> **Brief**: Set down, in full, every record in the block.

> **Excerpted data**:
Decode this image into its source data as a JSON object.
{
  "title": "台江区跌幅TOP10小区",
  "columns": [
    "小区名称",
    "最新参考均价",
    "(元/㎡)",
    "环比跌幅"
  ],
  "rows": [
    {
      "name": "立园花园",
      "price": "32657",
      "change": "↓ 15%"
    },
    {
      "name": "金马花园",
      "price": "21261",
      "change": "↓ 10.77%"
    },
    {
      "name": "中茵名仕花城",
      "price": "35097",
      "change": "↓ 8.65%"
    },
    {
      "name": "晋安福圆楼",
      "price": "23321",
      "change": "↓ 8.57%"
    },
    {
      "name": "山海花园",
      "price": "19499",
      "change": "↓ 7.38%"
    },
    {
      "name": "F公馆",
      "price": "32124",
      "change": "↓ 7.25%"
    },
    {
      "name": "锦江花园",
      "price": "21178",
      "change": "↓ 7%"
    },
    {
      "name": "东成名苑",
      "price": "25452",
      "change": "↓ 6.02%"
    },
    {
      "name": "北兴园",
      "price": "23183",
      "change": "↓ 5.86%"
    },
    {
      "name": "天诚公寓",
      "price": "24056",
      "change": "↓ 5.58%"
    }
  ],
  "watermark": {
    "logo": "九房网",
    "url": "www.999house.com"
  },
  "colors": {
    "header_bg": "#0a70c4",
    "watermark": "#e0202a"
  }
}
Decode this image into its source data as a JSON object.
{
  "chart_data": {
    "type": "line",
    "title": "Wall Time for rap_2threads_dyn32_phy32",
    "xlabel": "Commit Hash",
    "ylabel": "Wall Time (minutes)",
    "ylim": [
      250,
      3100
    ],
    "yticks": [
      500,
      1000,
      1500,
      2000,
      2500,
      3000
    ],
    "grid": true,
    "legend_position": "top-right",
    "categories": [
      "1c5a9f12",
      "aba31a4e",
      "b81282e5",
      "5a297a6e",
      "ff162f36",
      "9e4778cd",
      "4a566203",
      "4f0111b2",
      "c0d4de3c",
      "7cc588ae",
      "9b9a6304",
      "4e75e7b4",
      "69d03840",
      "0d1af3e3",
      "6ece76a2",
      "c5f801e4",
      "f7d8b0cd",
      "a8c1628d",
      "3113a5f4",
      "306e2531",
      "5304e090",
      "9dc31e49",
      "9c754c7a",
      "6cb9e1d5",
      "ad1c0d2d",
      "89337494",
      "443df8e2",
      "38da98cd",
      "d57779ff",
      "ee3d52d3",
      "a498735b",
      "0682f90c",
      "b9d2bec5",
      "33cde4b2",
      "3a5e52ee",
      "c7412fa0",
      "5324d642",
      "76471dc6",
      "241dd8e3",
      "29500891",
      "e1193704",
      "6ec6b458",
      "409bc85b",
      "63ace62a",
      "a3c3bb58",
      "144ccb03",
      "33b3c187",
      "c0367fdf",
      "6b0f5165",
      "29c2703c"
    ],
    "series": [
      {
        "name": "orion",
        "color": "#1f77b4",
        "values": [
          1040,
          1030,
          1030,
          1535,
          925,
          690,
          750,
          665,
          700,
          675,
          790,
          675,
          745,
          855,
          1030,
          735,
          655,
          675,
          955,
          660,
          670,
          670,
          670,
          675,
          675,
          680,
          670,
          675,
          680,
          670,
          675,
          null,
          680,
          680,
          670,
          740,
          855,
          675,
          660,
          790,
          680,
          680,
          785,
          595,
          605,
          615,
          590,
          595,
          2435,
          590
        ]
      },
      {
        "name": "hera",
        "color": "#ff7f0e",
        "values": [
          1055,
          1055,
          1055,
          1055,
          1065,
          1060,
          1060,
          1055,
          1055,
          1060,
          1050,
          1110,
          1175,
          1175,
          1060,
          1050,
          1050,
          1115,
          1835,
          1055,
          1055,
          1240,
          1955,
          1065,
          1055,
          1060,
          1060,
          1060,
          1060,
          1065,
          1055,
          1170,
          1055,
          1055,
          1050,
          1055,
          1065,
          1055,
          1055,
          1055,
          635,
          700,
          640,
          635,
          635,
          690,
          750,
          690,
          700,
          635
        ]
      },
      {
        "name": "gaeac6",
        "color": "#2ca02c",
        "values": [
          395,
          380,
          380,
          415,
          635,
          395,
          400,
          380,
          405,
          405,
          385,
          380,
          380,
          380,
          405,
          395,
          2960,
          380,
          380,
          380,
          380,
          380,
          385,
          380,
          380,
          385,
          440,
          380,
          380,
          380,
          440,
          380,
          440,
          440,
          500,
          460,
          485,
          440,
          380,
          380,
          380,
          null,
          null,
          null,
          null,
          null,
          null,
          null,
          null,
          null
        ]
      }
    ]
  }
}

> **Completed exercise**:
Decode this image into its source data as a JSON object.
{
  "title": "台江区跌幅TOP10小区",
  "columns": [
    "小区名称",
    "最新参考均价",
    "(元/㎡)",
    "环比跌幅"
  ],
  "rows": [
    {
      "name": "立园花园",
      "price": "32657",
      "change": "↓ 15%"
    },
    {
      "name": "金马花园",
      "price": "21261",
      "change": "↓ 10.77%"
    },
    {
      "name": "中茵名仕花城",
      "price": "35097",
      "change": "↓ 8.65%"
    },
    {
      "name": "晋安福圆楼",
      "price": "23321",
      "change": "↓ 8.57%"
    },
    {
      "name": "山海花园",
      "price": "19499",
      "change": "↓ 7.38%"
    },
    {
      "name": "F公馆",
      "price": "32124",
      "change": "↓ 7.25%"
    },
    {
      "name": "锦江花园",
      "price": "21178",
      "change": "↓ 7%"
    },
    {
      "name": "东成名苑",
      "price": "25452",
      "change": "↓ 6.02%"
    },
    {
      "name": "北兴园",
      "price": "23183",
      "change": "↓ 5.86%"
    },
    {
      "name": "天诚公寓",
      "price": "24056",
      "change": "↓ 5.58%"
    }
  ],
  "watermark": {
    "logo": "九房网",
    "url": "www.999house.com"
  },
  "colors": {
    "header_bg": "#0a70c4",
    "watermark": "#e0202a"
  }
}
Decode this image into its source data as a JSON object.
{
  "chart_data": {
    "type": "line",
    "title": "Wall Time for rap_2threads_dyn32_phy32",
    "xlabel": "Commit Hash",
    "ylabel": "Wall Time (minutes)",
    "ylim": [
      250,
      3100
    ],
    "yticks": [
      500,
      1000,
      1500,
      2000,
      2500,
      3000
    ],
    "grid": true,
    "legend_position": "top-right",
    "categories": [
      "1c5a9f12",
      "aba31a4e",
      "b81282e5",
      "5a297a6e",
      "ff162f36",
      "9e4778cd",
      "4a566203",
      "4f0111b2",
      "c0d4de3c",
      "7cc588ae",
      "9b9a6304",
      "4e75e7b4",
      "69d03840",
      "0d1af3e3",
      "6ece76a2",
      "c5f801e4",
      "f7d8b0cd",
      "a8c1628d",
      "3113a5f4",
      "306e2531",
      "5304e090",
      "9dc31e49",
      "9c754c7a",
      "6cb9e1d5",
      "ad1c0d2d",
      "89337494",
      "443df8e2",
      "38da98cd",
      "d57779ff",
      "ee3d52d3",
      "a498735b",
      "0682f90c",
      "b9d2bec5",
      "33cde4b2",
      "3a5e52ee",
      "c7412fa0",
      "5324d642",
      "76471dc6",
      "241dd8e3",
      "29500891",
      "e1193704",
      "6ec6b458",
      "409bc85b",
      "63ace62a",
      "a3c3bb58",
      "144ccb03",
      "33b3c187",
      "c0367fdf",
      "6b0f5165",
      "29c2703c"
    ],
    "series": [
      {
        "name": "orion",
        "color": "#1f77b4",
        "values": [
          1040,
          1030,
          1030,
          1535,
          925,
          690,
          750,
          665,
          700,
          675,
          790,
          675,
          745,
          855,
          1030,
          735,
          655,
          675,
          955,
          660,
          670,
          670,
          670,
          675,
          675,
          680,
          670,
          675,
          680,
          670,
          675,
          null,
          680,
          680,
          670,
          740,
          855,
          675,
          660,
          790,
          680,
          680,
          785,
          595,
          605,
          615,
          590,
          595,
          2435,
          590
        ]
      },
      {
        "name": "hera",
        "color": "#ff7f0e",
        "values": [
          1055,
          1055,
          1055,
          1055,
          1065,
          1060,
          1060,
          1055,
          1055,
          1060,
          1050,
          1110,
          1175,
          1175,
          1060,
          1050,
          1050,
          1115,
          1835,
          1055,
          1055,
          1240,
          1955,
          1065,
          1055,
          1060,
          1060,
          1060,
          1060,
          1065,
          1055,
          1170,
          1055,
          1055,
          1050,
          1055,
          1065,
          1055,
          1055,
          1055,
          635,
          700,
          640,
          635,
          635,
          690,
          750,
          690,
          700,
          635
        ]
      },
      {
        "name": "gaeac6",
        "color": "#2ca02c",
        "values": [
          395,
          380,
          380,
          415,
          635,
          395,
          400,
          380,
          405,
          405,
          385,
          380,
          380,
          380,
          405,
          395,
          2960,
          380,
          380,
          380,
          380,
          380,
          385,
          380,
          380,
          385,
          440,
          380,
          380,
          380,
          440,
          380,
          440,
          440,
          500,
          460,
          485,
          440,
          380,
          380,
          380,
          null,
          null,
          null,
          null,
          null,
          null,
          null,
          null,
          null
        ]
      }
    ]
  }
}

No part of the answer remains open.